What the task asks. Make an exact copy of all the entries below, with the pictures left out.

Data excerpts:
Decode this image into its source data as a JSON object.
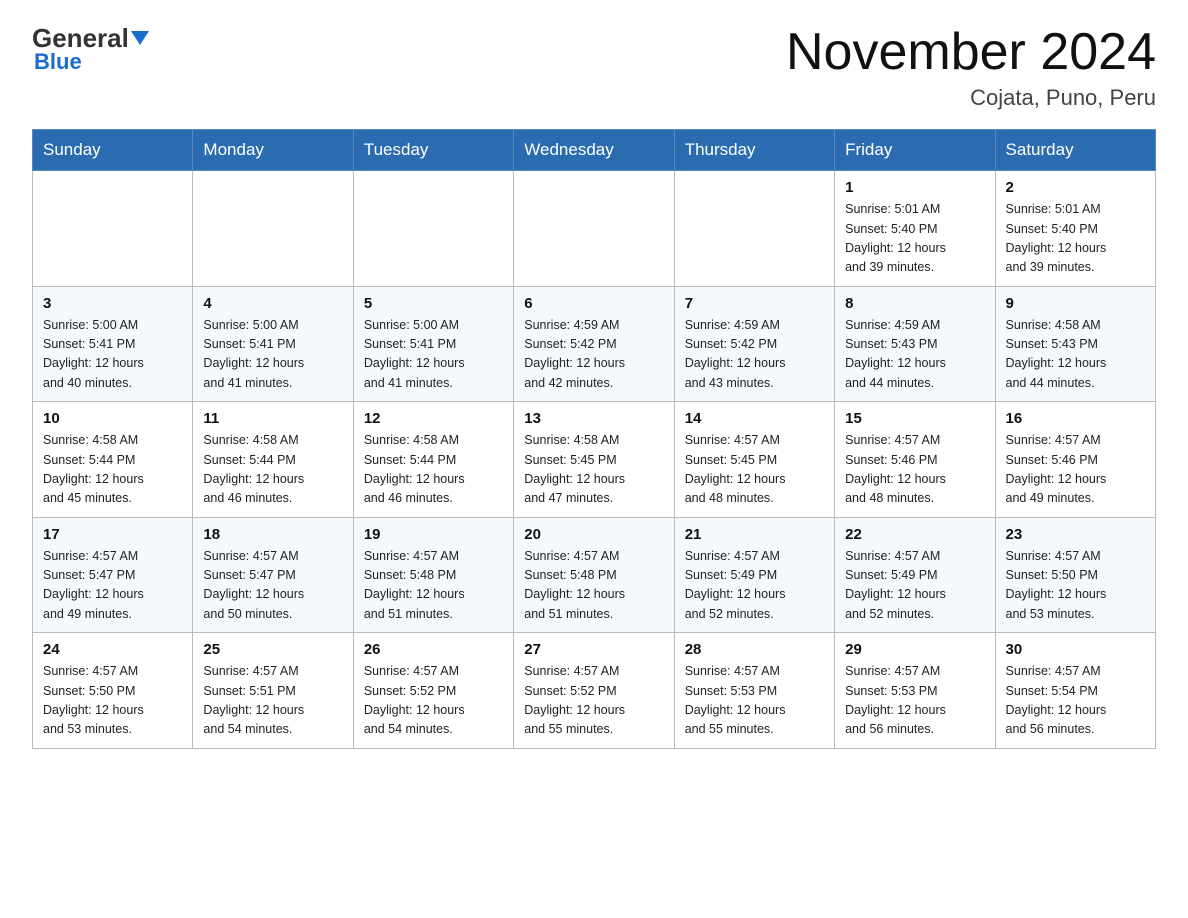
{
  "logo": {
    "general": "General",
    "blue": "Blue"
  },
  "header": {
    "title": "November 2024",
    "subtitle": "Cojata, Puno, Peru"
  },
  "weekdays": [
    "Sunday",
    "Monday",
    "Tuesday",
    "Wednesday",
    "Thursday",
    "Friday",
    "Saturday"
  ],
  "weeks": [
    [
      {
        "day": "",
        "info": ""
      },
      {
        "day": "",
        "info": ""
      },
      {
        "day": "",
        "info": ""
      },
      {
        "day": "",
        "info": ""
      },
      {
        "day": "",
        "info": ""
      },
      {
        "day": "1",
        "info": "Sunrise: 5:01 AM\nSunset: 5:40 PM\nDaylight: 12 hours\nand 39 minutes."
      },
      {
        "day": "2",
        "info": "Sunrise: 5:01 AM\nSunset: 5:40 PM\nDaylight: 12 hours\nand 39 minutes."
      }
    ],
    [
      {
        "day": "3",
        "info": "Sunrise: 5:00 AM\nSunset: 5:41 PM\nDaylight: 12 hours\nand 40 minutes."
      },
      {
        "day": "4",
        "info": "Sunrise: 5:00 AM\nSunset: 5:41 PM\nDaylight: 12 hours\nand 41 minutes."
      },
      {
        "day": "5",
        "info": "Sunrise: 5:00 AM\nSunset: 5:41 PM\nDaylight: 12 hours\nand 41 minutes."
      },
      {
        "day": "6",
        "info": "Sunrise: 4:59 AM\nSunset: 5:42 PM\nDaylight: 12 hours\nand 42 minutes."
      },
      {
        "day": "7",
        "info": "Sunrise: 4:59 AM\nSunset: 5:42 PM\nDaylight: 12 hours\nand 43 minutes."
      },
      {
        "day": "8",
        "info": "Sunrise: 4:59 AM\nSunset: 5:43 PM\nDaylight: 12 hours\nand 44 minutes."
      },
      {
        "day": "9",
        "info": "Sunrise: 4:58 AM\nSunset: 5:43 PM\nDaylight: 12 hours\nand 44 minutes."
      }
    ],
    [
      {
        "day": "10",
        "info": "Sunrise: 4:58 AM\nSunset: 5:44 PM\nDaylight: 12 hours\nand 45 minutes."
      },
      {
        "day": "11",
        "info": "Sunrise: 4:58 AM\nSunset: 5:44 PM\nDaylight: 12 hours\nand 46 minutes."
      },
      {
        "day": "12",
        "info": "Sunrise: 4:58 AM\nSunset: 5:44 PM\nDaylight: 12 hours\nand 46 minutes."
      },
      {
        "day": "13",
        "info": "Sunrise: 4:58 AM\nSunset: 5:45 PM\nDaylight: 12 hours\nand 47 minutes."
      },
      {
        "day": "14",
        "info": "Sunrise: 4:57 AM\nSunset: 5:45 PM\nDaylight: 12 hours\nand 48 minutes."
      },
      {
        "day": "15",
        "info": "Sunrise: 4:57 AM\nSunset: 5:46 PM\nDaylight: 12 hours\nand 48 minutes."
      },
      {
        "day": "16",
        "info": "Sunrise: 4:57 AM\nSunset: 5:46 PM\nDaylight: 12 hours\nand 49 minutes."
      }
    ],
    [
      {
        "day": "17",
        "info": "Sunrise: 4:57 AM\nSunset: 5:47 PM\nDaylight: 12 hours\nand 49 minutes."
      },
      {
        "day": "18",
        "info": "Sunrise: 4:57 AM\nSunset: 5:47 PM\nDaylight: 12 hours\nand 50 minutes."
      },
      {
        "day": "19",
        "info": "Sunrise: 4:57 AM\nSunset: 5:48 PM\nDaylight: 12 hours\nand 51 minutes."
      },
      {
        "day": "20",
        "info": "Sunrise: 4:57 AM\nSunset: 5:48 PM\nDaylight: 12 hours\nand 51 minutes."
      },
      {
        "day": "21",
        "info": "Sunrise: 4:57 AM\nSunset: 5:49 PM\nDaylight: 12 hours\nand 52 minutes."
      },
      {
        "day": "22",
        "info": "Sunrise: 4:57 AM\nSunset: 5:49 PM\nDaylight: 12 hours\nand 52 minutes."
      },
      {
        "day": "23",
        "info": "Sunrise: 4:57 AM\nSunset: 5:50 PM\nDaylight: 12 hours\nand 53 minutes."
      }
    ],
    [
      {
        "day": "24",
        "info": "Sunrise: 4:57 AM\nSunset: 5:50 PM\nDaylight: 12 hours\nand 53 minutes."
      },
      {
        "day": "25",
        "info": "Sunrise: 4:57 AM\nSunset: 5:51 PM\nDaylight: 12 hours\nand 54 minutes."
      },
      {
        "day": "26",
        "info": "Sunrise: 4:57 AM\nSunset: 5:52 PM\nDaylight: 12 hours\nand 54 minutes."
      },
      {
        "day": "27",
        "info": "Sunrise: 4:57 AM\nSunset: 5:52 PM\nDaylight: 12 hours\nand 55 minutes."
      },
      {
        "day": "28",
        "info": "Sunrise: 4:57 AM\nSunset: 5:53 PM\nDaylight: 12 hours\nand 55 minutes."
      },
      {
        "day": "29",
        "info": "Sunrise: 4:57 AM\nSunset: 5:53 PM\nDaylight: 12 hours\nand 56 minutes."
      },
      {
        "day": "30",
        "info": "Sunrise: 4:57 AM\nSunset: 5:54 PM\nDaylight: 12 hours\nand 56 minutes."
      }
    ]
  ]
}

Written response.
Decode this image into its source data as a JSON object.
{
  "logo": {
    "general": "General",
    "blue": "Blue"
  },
  "header": {
    "title": "November 2024",
    "subtitle": "Cojata, Puno, Peru"
  },
  "weekdays": [
    "Sunday",
    "Monday",
    "Tuesday",
    "Wednesday",
    "Thursday",
    "Friday",
    "Saturday"
  ],
  "weeks": [
    [
      {
        "day": "",
        "info": ""
      },
      {
        "day": "",
        "info": ""
      },
      {
        "day": "",
        "info": ""
      },
      {
        "day": "",
        "info": ""
      },
      {
        "day": "",
        "info": ""
      },
      {
        "day": "1",
        "info": "Sunrise: 5:01 AM\nSunset: 5:40 PM\nDaylight: 12 hours\nand 39 minutes."
      },
      {
        "day": "2",
        "info": "Sunrise: 5:01 AM\nSunset: 5:40 PM\nDaylight: 12 hours\nand 39 minutes."
      }
    ],
    [
      {
        "day": "3",
        "info": "Sunrise: 5:00 AM\nSunset: 5:41 PM\nDaylight: 12 hours\nand 40 minutes."
      },
      {
        "day": "4",
        "info": "Sunrise: 5:00 AM\nSunset: 5:41 PM\nDaylight: 12 hours\nand 41 minutes."
      },
      {
        "day": "5",
        "info": "Sunrise: 5:00 AM\nSunset: 5:41 PM\nDaylight: 12 hours\nand 41 minutes."
      },
      {
        "day": "6",
        "info": "Sunrise: 4:59 AM\nSunset: 5:42 PM\nDaylight: 12 hours\nand 42 minutes."
      },
      {
        "day": "7",
        "info": "Sunrise: 4:59 AM\nSunset: 5:42 PM\nDaylight: 12 hours\nand 43 minutes."
      },
      {
        "day": "8",
        "info": "Sunrise: 4:59 AM\nSunset: 5:43 PM\nDaylight: 12 hours\nand 44 minutes."
      },
      {
        "day": "9",
        "info": "Sunrise: 4:58 AM\nSunset: 5:43 PM\nDaylight: 12 hours\nand 44 minutes."
      }
    ],
    [
      {
        "day": "10",
        "info": "Sunrise: 4:58 AM\nSunset: 5:44 PM\nDaylight: 12 hours\nand 45 minutes."
      },
      {
        "day": "11",
        "info": "Sunrise: 4:58 AM\nSunset: 5:44 PM\nDaylight: 12 hours\nand 46 minutes."
      },
      {
        "day": "12",
        "info": "Sunrise: 4:58 AM\nSunset: 5:44 PM\nDaylight: 12 hours\nand 46 minutes."
      },
      {
        "day": "13",
        "info": "Sunrise: 4:58 AM\nSunset: 5:45 PM\nDaylight: 12 hours\nand 47 minutes."
      },
      {
        "day": "14",
        "info": "Sunrise: 4:57 AM\nSunset: 5:45 PM\nDaylight: 12 hours\nand 48 minutes."
      },
      {
        "day": "15",
        "info": "Sunrise: 4:57 AM\nSunset: 5:46 PM\nDaylight: 12 hours\nand 48 minutes."
      },
      {
        "day": "16",
        "info": "Sunrise: 4:57 AM\nSunset: 5:46 PM\nDaylight: 12 hours\nand 49 minutes."
      }
    ],
    [
      {
        "day": "17",
        "info": "Sunrise: 4:57 AM\nSunset: 5:47 PM\nDaylight: 12 hours\nand 49 minutes."
      },
      {
        "day": "18",
        "info": "Sunrise: 4:57 AM\nSunset: 5:47 PM\nDaylight: 12 hours\nand 50 minutes."
      },
      {
        "day": "19",
        "info": "Sunrise: 4:57 AM\nSunset: 5:48 PM\nDaylight: 12 hours\nand 51 minutes."
      },
      {
        "day": "20",
        "info": "Sunrise: 4:57 AM\nSunset: 5:48 PM\nDaylight: 12 hours\nand 51 minutes."
      },
      {
        "day": "21",
        "info": "Sunrise: 4:57 AM\nSunset: 5:49 PM\nDaylight: 12 hours\nand 52 minutes."
      },
      {
        "day": "22",
        "info": "Sunrise: 4:57 AM\nSunset: 5:49 PM\nDaylight: 12 hours\nand 52 minutes."
      },
      {
        "day": "23",
        "info": "Sunrise: 4:57 AM\nSunset: 5:50 PM\nDaylight: 12 hours\nand 53 minutes."
      }
    ],
    [
      {
        "day": "24",
        "info": "Sunrise: 4:57 AM\nSunset: 5:50 PM\nDaylight: 12 hours\nand 53 minutes."
      },
      {
        "day": "25",
        "info": "Sunrise: 4:57 AM\nSunset: 5:51 PM\nDaylight: 12 hours\nand 54 minutes."
      },
      {
        "day": "26",
        "info": "Sunrise: 4:57 AM\nSunset: 5:52 PM\nDaylight: 12 hours\nand 54 minutes."
      },
      {
        "day": "27",
        "info": "Sunrise: 4:57 AM\nSunset: 5:52 PM\nDaylight: 12 hours\nand 55 minutes."
      },
      {
        "day": "28",
        "info": "Sunrise: 4:57 AM\nSunset: 5:53 PM\nDaylight: 12 hours\nand 55 minutes."
      },
      {
        "day": "29",
        "info": "Sunrise: 4:57 AM\nSunset: 5:53 PM\nDaylight: 12 hours\nand 56 minutes."
      },
      {
        "day": "30",
        "info": "Sunrise: 4:57 AM\nSunset: 5:54 PM\nDaylight: 12 hours\nand 56 minutes."
      }
    ]
  ]
}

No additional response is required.